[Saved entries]
|---|
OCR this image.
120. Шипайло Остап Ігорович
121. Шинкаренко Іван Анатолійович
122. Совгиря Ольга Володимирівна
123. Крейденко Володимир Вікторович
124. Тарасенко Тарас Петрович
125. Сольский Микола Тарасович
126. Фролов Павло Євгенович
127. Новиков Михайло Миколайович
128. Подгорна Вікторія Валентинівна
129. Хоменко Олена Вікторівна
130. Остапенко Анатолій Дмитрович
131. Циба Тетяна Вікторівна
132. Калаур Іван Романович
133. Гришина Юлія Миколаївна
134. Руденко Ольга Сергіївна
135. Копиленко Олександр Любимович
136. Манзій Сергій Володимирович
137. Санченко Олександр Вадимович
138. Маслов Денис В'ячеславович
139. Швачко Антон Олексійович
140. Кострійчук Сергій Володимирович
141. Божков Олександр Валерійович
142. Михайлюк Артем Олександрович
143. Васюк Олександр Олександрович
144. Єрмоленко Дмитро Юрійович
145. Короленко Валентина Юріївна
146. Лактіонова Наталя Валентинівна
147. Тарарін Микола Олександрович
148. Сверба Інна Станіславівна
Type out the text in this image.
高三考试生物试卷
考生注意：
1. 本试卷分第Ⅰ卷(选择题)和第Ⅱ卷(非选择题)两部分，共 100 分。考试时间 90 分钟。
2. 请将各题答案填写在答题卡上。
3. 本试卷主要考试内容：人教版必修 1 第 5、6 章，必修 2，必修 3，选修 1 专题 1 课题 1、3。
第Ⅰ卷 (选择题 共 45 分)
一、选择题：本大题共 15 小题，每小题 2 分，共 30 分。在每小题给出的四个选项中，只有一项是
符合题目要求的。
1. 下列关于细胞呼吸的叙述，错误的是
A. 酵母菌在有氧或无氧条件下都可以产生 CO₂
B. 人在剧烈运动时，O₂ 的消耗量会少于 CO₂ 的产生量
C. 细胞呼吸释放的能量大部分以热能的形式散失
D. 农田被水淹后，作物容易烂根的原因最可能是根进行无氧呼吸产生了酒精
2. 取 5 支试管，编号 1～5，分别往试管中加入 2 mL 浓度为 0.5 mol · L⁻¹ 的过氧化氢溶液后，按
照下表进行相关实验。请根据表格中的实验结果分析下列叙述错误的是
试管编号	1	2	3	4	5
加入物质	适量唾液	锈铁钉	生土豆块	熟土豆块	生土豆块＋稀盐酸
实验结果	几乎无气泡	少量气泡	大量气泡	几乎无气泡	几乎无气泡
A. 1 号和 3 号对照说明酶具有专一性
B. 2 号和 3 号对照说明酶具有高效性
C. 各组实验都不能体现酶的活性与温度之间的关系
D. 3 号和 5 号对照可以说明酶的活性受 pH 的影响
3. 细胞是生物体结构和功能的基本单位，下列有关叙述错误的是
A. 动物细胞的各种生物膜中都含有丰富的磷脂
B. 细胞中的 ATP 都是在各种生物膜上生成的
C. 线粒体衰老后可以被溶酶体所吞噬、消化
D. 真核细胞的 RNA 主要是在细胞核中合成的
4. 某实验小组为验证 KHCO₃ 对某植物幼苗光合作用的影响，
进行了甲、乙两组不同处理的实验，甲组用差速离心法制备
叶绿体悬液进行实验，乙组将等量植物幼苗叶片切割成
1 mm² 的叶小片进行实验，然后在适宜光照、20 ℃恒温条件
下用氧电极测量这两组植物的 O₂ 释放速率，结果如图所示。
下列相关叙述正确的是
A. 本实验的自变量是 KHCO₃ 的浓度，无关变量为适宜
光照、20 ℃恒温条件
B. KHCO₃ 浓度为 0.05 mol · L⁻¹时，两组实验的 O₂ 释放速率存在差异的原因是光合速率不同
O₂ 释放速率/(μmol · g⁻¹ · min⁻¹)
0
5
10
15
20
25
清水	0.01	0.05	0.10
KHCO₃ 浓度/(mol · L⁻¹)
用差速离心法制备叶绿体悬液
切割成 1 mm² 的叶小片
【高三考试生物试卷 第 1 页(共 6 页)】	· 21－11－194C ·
|---|
SET PROBLEM >> Copy out all lines that carry the word "Іван".

PROBLEM SOLUTION >>
121. Шинкаренко Іван Анатолійович
132. Калаур Іван Романович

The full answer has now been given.